[Layout coordinate data]
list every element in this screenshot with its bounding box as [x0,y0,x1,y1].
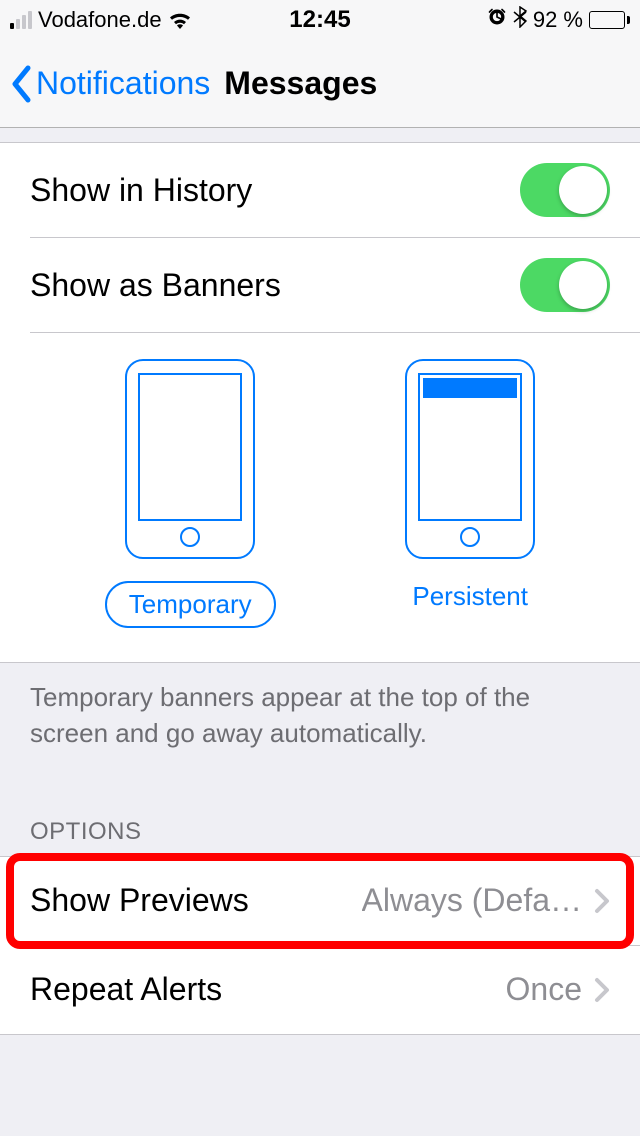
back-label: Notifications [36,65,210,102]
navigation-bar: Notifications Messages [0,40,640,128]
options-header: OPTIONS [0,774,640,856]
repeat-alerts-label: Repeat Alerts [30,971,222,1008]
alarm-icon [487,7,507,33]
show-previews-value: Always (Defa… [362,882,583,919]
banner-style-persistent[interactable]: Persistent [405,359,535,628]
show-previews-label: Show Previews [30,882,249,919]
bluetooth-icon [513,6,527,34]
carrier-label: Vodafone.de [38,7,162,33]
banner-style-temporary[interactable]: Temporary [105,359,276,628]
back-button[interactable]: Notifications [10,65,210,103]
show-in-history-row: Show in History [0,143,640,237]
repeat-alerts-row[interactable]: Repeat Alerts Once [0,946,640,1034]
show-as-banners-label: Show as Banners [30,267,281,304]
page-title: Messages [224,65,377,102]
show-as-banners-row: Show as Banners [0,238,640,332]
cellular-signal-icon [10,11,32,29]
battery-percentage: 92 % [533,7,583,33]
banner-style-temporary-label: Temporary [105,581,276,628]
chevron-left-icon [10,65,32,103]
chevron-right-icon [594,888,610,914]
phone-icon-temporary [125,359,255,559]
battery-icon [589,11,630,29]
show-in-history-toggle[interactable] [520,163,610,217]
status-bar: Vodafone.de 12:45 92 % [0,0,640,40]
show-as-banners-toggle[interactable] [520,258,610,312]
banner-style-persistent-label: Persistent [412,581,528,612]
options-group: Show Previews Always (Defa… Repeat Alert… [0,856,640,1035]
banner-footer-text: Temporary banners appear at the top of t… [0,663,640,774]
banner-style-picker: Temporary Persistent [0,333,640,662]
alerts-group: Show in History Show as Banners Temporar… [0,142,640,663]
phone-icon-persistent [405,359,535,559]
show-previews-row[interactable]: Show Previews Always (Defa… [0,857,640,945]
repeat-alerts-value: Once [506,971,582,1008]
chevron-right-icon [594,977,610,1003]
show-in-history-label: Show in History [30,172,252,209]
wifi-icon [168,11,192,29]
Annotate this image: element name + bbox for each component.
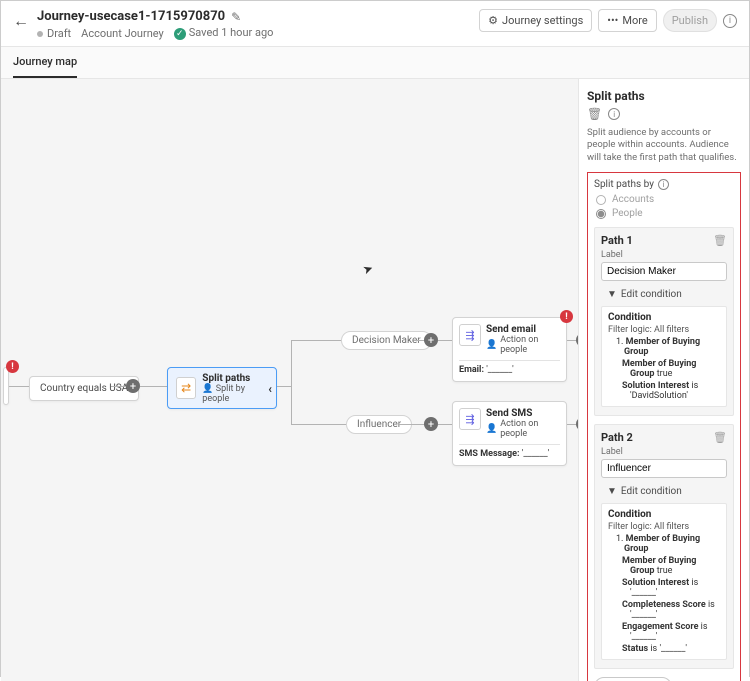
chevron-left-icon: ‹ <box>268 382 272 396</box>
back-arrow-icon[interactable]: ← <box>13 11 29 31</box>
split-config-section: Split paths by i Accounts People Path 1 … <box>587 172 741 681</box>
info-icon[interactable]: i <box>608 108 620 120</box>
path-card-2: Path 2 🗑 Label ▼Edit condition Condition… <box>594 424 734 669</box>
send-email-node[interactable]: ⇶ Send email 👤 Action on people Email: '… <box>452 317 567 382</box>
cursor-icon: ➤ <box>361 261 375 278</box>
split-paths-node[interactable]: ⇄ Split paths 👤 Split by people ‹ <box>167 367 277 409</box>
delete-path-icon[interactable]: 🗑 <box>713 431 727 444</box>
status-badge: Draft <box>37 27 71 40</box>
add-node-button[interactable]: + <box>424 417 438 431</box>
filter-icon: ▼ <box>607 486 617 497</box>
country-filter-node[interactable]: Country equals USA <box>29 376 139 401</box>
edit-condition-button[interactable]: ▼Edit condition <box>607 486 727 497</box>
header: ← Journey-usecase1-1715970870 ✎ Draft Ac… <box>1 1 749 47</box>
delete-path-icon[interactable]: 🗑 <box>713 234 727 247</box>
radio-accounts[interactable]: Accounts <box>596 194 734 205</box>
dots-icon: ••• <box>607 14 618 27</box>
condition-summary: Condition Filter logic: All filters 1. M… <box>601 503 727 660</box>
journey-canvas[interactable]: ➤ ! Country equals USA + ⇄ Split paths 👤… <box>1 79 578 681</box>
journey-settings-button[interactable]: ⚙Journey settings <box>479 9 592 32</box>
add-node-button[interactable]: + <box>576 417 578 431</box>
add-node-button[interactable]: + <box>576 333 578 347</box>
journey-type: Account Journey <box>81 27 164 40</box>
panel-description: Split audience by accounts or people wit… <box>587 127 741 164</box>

WHAT THE TASK REQUIRES:
Rewrite all of the data above with every "add-node-button" changed to "insert-node-button" and everything else kept the same. Leave the pictures out.

RESPONSE FOR THIS EXERCISE:
list every element in this screenshot with its bounding box as [x0,y0,x1,y1].
back-label: Notifications [36,65,210,102]
navigation-bar: Notifications Messages [0,40,640,128]
options-header: OPTIONS [0,774,640,856]
repeat-alerts-label: Repeat Alerts [30,971,222,1008]
alarm-icon [487,7,507,33]
show-previews-value: Always (Defa… [362,882,583,919]
banner-style-persistent[interactable]: Persistent [405,359,535,628]
show-previews-label: Show Previews [30,882,249,919]
bluetooth-icon [513,6,527,34]
carrier-label: Vodafone.de [38,7,162,33]
banner-style-temporary[interactable]: Temporary [105,359,276,628]
back-button[interactable]: Notifications [10,65,210,103]
show-in-history-row: Show in History [0,143,640,237]
repeat-alerts-row[interactable]: Repeat Alerts Once [0,946,640,1034]
show-as-banners-label: Show as Banners [30,267,281,304]
page-title: Messages [224,65,377,102]
show-as-banners-row: Show as Banners [0,238,640,332]
cellular-signal-icon [10,11,32,29]
battery-percentage: 92 % [533,7,583,33]
banner-style-temporary-label: Temporary [105,581,276,628]
chevron-left-icon [10,65,32,103]
chevron-right-icon [594,888,610,914]
phone-icon-temporary [125,359,255,559]
battery-icon [589,11,630,29]
show-in-history-toggle[interactable] [520,163,610,217]
status-bar: Vodafone.de 12:45 92 % [0,0,640,40]
show-as-banners-toggle[interactable] [520,258,610,312]
banner-style-persistent-label: Persistent [412,581,528,612]
options-group: Show Previews Always (Defa… Repeat Alert… [0,856,640,1035]
banner-footer-text: Temporary banners appear at the top of t… [0,663,640,774]
banner-style-picker: Temporary Persistent [0,333,640,662]
alerts-group: Show in History Show as Banners Temporar… [0,142,640,663]
phone-icon-persistent [405,359,535,559]
show-previews-row[interactable]: Show Previews Always (Defa… [0,857,640,945]
repeat-alerts-value: Once [506,971,582,1008]
chevron-right-icon [594,977,610,1003]
show-in-history-label: Show in History [30,172,252,209]
wifi-icon [168,11,192,29]
Annotate this image: element name + bbox for each component.
chevron-left-icon: ‹ <box>268 382 272 396</box>
back-arrow-icon[interactable]: ← <box>13 11 29 31</box>
split-config-section: Split paths by i Accounts People Path 1 … <box>587 172 741 681</box>
info-icon[interactable]: i <box>608 108 620 120</box>
path-card-2: Path 2 🗑 Label ▼Edit condition Condition… <box>594 424 734 669</box>
send-email-node[interactable]: ⇶ Send email 👤 Action on people Email: '… <box>452 317 567 382</box>
cursor-icon: ➤ <box>361 261 375 278</box>
split-paths-node[interactable]: ⇄ Split paths 👤 Split by people ‹ <box>167 367 277 409</box>
delete-path-icon[interactable]: 🗑 <box>713 431 727 444</box>
status-badge: Draft <box>37 27 71 40</box>
insert-node-button[interactable]: + <box>424 417 438 431</box>
filter-icon: ▼ <box>607 486 617 497</box>
country-filter-node[interactable]: Country equals USA <box>29 376 139 401</box>
edit-condition-button[interactable]: ▼Edit condition <box>607 486 727 497</box>
header: ← Journey-usecase1-1715970870 ✎ Draft Ac… <box>1 1 749 47</box>
delete-path-icon[interactable]: 🗑 <box>713 234 727 247</box>
radio-accounts[interactable]: Accounts <box>596 194 734 205</box>
dots-icon: ••• <box>607 14 618 27</box>
condition-summary: Condition Filter logic: All filters 1. M… <box>601 503 727 660</box>
journey-canvas[interactable]: ➤ ! Country equals USA + ⇄ Split paths 👤… <box>1 79 578 681</box>
journey-settings-button[interactable]: ⚙Journey settings <box>479 9 592 32</box>
insert-node-button[interactable]: + <box>576 417 578 431</box>
insert-node-button[interactable]: + <box>576 333 578 347</box>
journey-type: Account Journey <box>81 27 164 40</box>
panel-description: Split audience by accounts or people wit… <box>587 127 741 164</box>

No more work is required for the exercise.